__WHAT IS NEEDED__
Copy every line from the data below in which the string "مضاد" can be found.
[BEGIN DATA SUPPLIED]
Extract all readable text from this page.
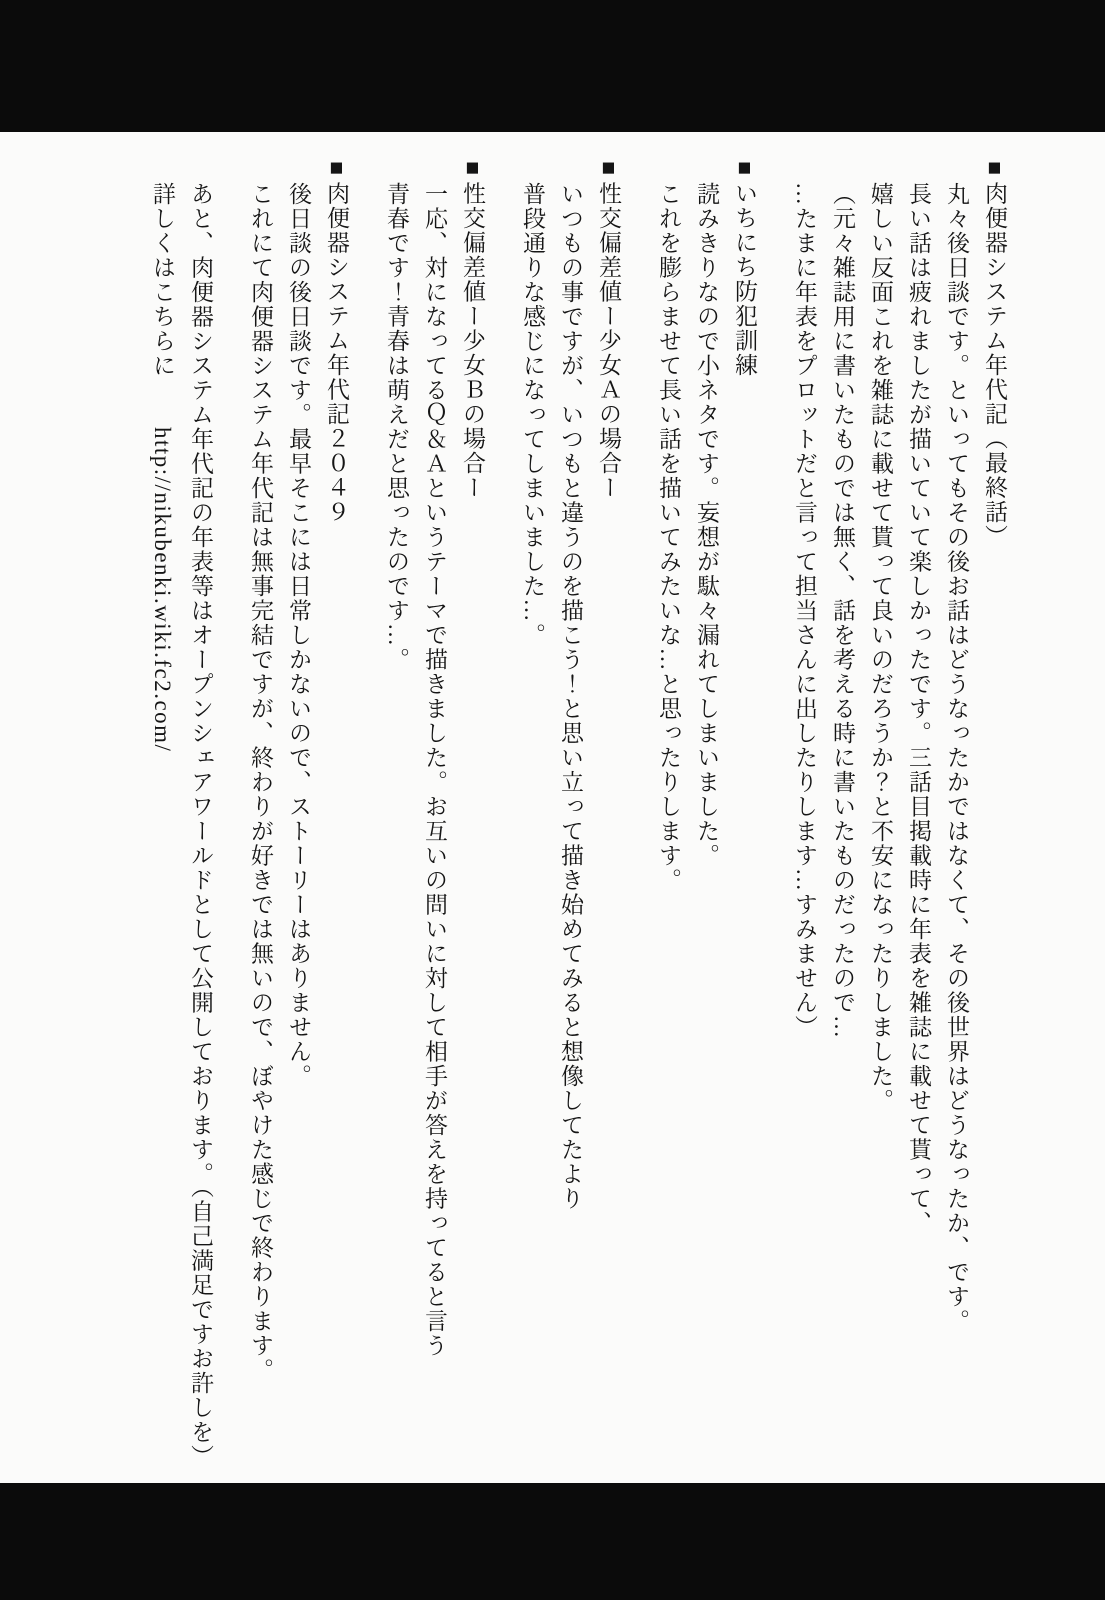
■肉便器システム年代記（最終話）

丸々後日談です。といってもその後お話はどうなったかではなくて、その後世界はどうなったか、です。

長い話は疲れましたが描いていて楽しかったです。三話目掲載時に年表を雑誌に載せて貰って、

嬉しい反面これを雑誌に載せて貰って良いのだろうか？と不安になったりしました。

（元々雑誌用に書いたものでは無く、話を考える時に書いたものだったので…

…たまに年表をプロットだと言って担当さんに出したりします…すみません）

■いちにち防犯訓練

読みきりなので小ネタです。妄想が駄々漏れてしまいました。

これを膨らませて長い話を描いてみたいな…と思ったりします。

■性交偏差値ー少女Ａの場合ー

いつもの事ですが、いつもと違うのを描こう！と思い立って描き始めてみると想像してたより

普段通りな感じになってしまいました…。

■性交偏差値ー少女Ｂの場合ー

一応、対になってるＱ＆Ａというテーマで描きました。お互いの問いに対して相手が答えを持ってると言う

青春です！青春は萌えだと思ったのです…。

■肉便器システム年代記２０４９

後日談の後日談です。最早そこには日常しかないので、ストーリーはありません。

これにて肉便器システム年代記は無事完結ですが、終わりが好きでは無いので、ぼやけた感じで終わります。

あと、肉便器システム年代記の年表等はオープンシェアワールドとして公開しております。（自己満足ですお許しを）

詳しくはこちらに　　http://nikubenki.wiki.fc2.com/
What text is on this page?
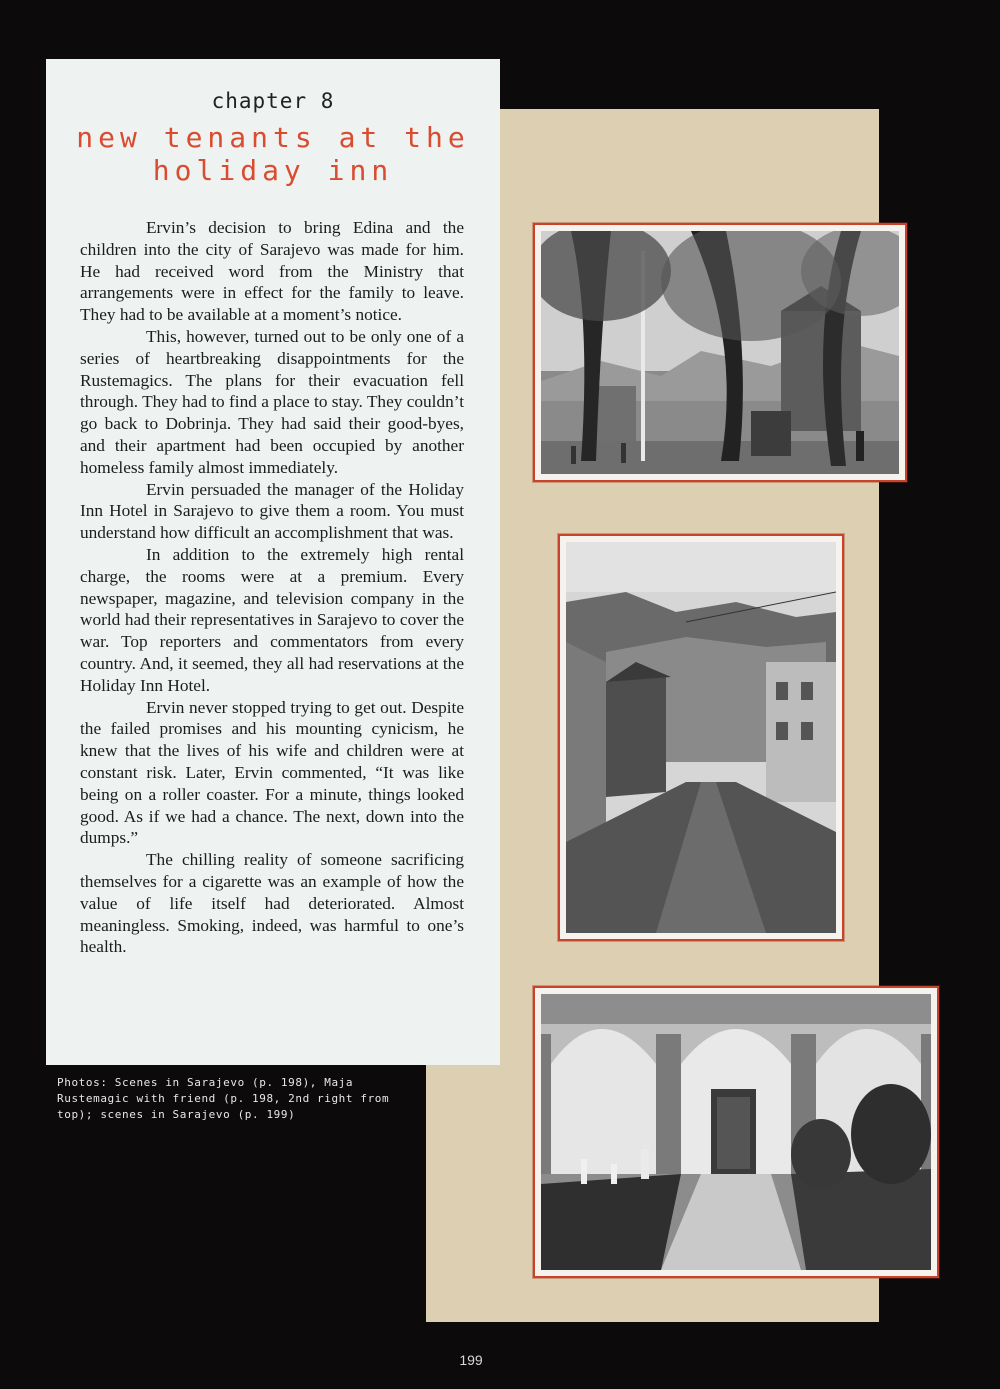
chapter 8
new tenants at the holiday inn

Ervin’s decision to bring Edina and the children into the city of Sarajevo was made for him. He had received word from the Ministry that arrangements were in effect for the family to leave. They had to be available at a moment’s notice.

This, however, turned out to be only one of a series of heartbreaking disappointments for the Rustemagics. The plans for their evacuation fell through. They had to find a place to stay. They couldn’t go back to Dobrinja. They had said their good-byes, and their apartment had been occupied by another homeless family almost immediately.

Ervin persuaded the manager of the Holiday Inn Hotel in Sarajevo to give them a room. You must understand how difficult an accomplishment that was.

In addition to the extremely high rental charge, the rooms were at a premium. Every newspaper, magazine, and television company in the world had their representatives in Sarajevo to cover the war. Top reporters and commentators from every country. And, it seemed, they all had reservations at the Holiday Inn Hotel.

Ervin never stopped trying to get out. Despite the failed promises and his mounting cynicism, he knew that the lives of his wife and children were at constant risk. Later, Ervin commented, “It was like being on a roller coaster. For a minute, things looked good. As if we had a chance. The next, down into the dumps.”

The chilling reality of someone sacrificing themselves for a cigarette was an example of how the value of life itself had deteriorated. Almost meaningless. Smoking, indeed, was harmful to one’s health.

Photos: Scenes in Sarajevo (p. 198), Maja Rustemagic with friend (p. 198, 2nd right from top); scenes in Sarajevo (p. 199)
199
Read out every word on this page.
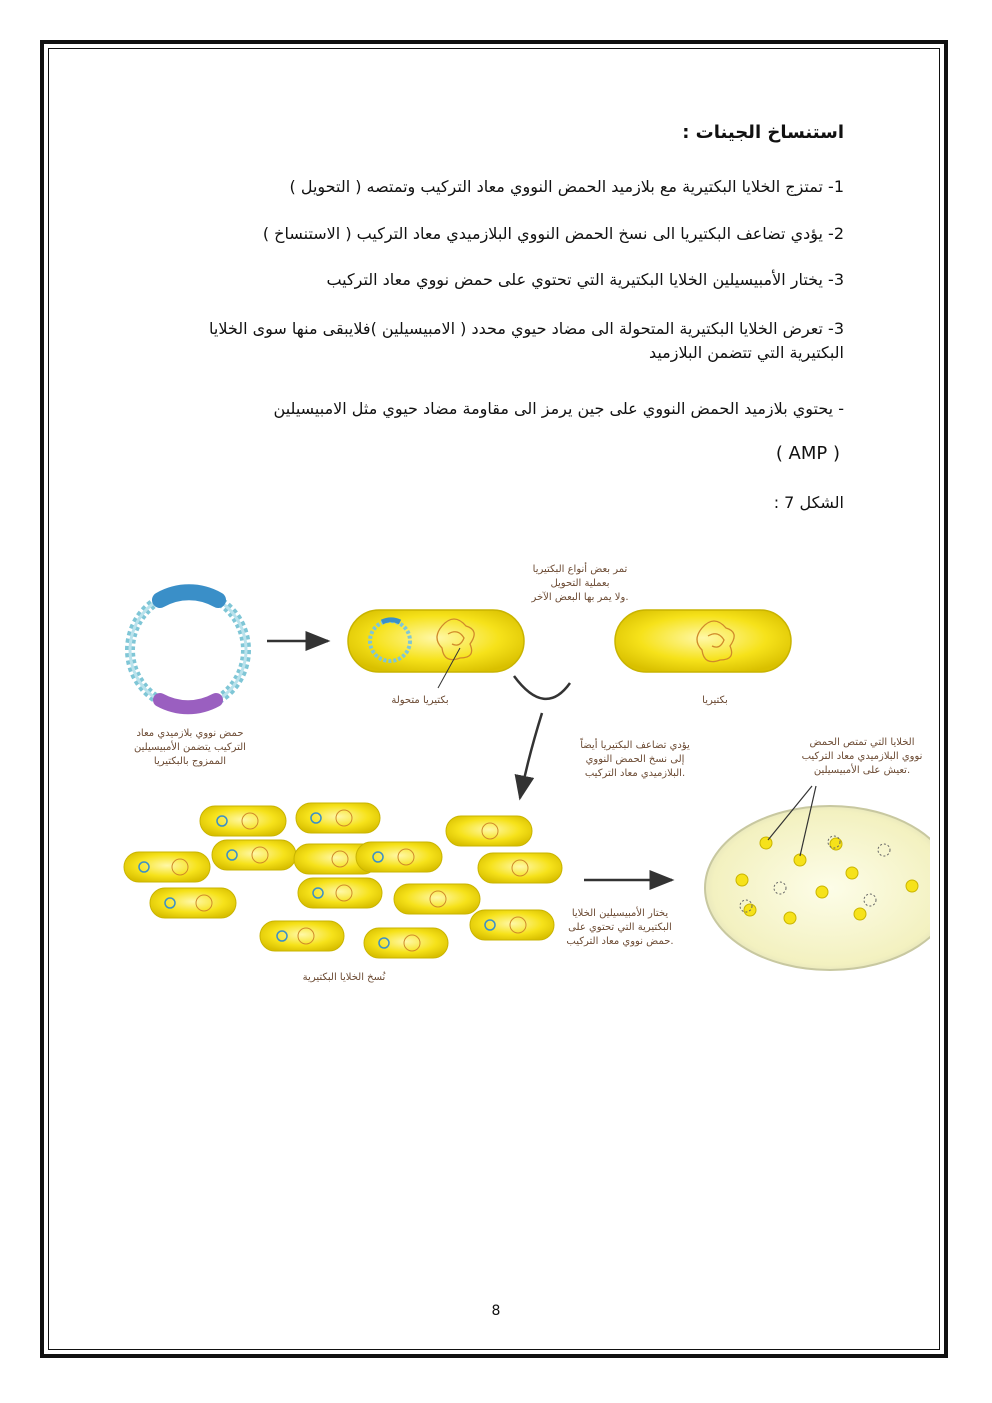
استنساخ الجينات :
1- تمتزج الخلايا البكتيرية مع بلازميد الحمض النووي معاد التركيب وتمتصه ( التحويل )
2- يؤدي تضاعف البكتيريا الى نسخ الحمض النووي البلازميدي معاد التركيب ( الاستنساخ )
3- يختار الأمبيسيلين الخلايا البكتيرية التي تحتوي على حمض نووي معاد التركيب
3- تعرض الخلايا البكتيرية المتحولة الى مضاد حيوي محدد ( الامبيسيلين )فلايبقى منها سوى الخلايا البكتيرية التي تتضمن البلازميد
- يحتوي بلازميد الحمض النووي على جين يرمز الى مقاومة مضاد حيوي مثل الامبيسيلين
( AMP )
الشكل 7 :
AMP
حمض نووي بلازميدي معاد
التركيب يتضمن الأمبيسيلين
الممزوج بالبكتيريا
بكتيريا متحولة	بكتيريا
تمر بعض أنواع البكتيريا
بعملية التحويل
ولا يمر بها البعض الآخر.
يؤدي تضاعف البكتيريا أيضاً
إلى نسخ الحمض النووي
البلازميدي معاد التركيب.
نُسخ الخلايا البكتيرية
يختار الأمبيسيلين الخلايا
البكتيرية التي تحتوي على
حمض نووي معاد التركيب.
الخلايا التي تمتص الحمض
نووي البلازميدي معاد التركيب
تعيش على الأمبيسيلين.
8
[END DATA SUPPLIED]
__THE OUTPUT__
3- تعرض الخلايا البكتيرية المتحولة الى مضاد حيوي محدد ( الامبيسيلين )فلايبقى منها سوى الخلايا البكتيرية التي تتضمن البلازميد
- يحتوي بلازميد الحمض النووي على جين يرمز الى مقاومة مضاد حيوي مثل الامبيسيلين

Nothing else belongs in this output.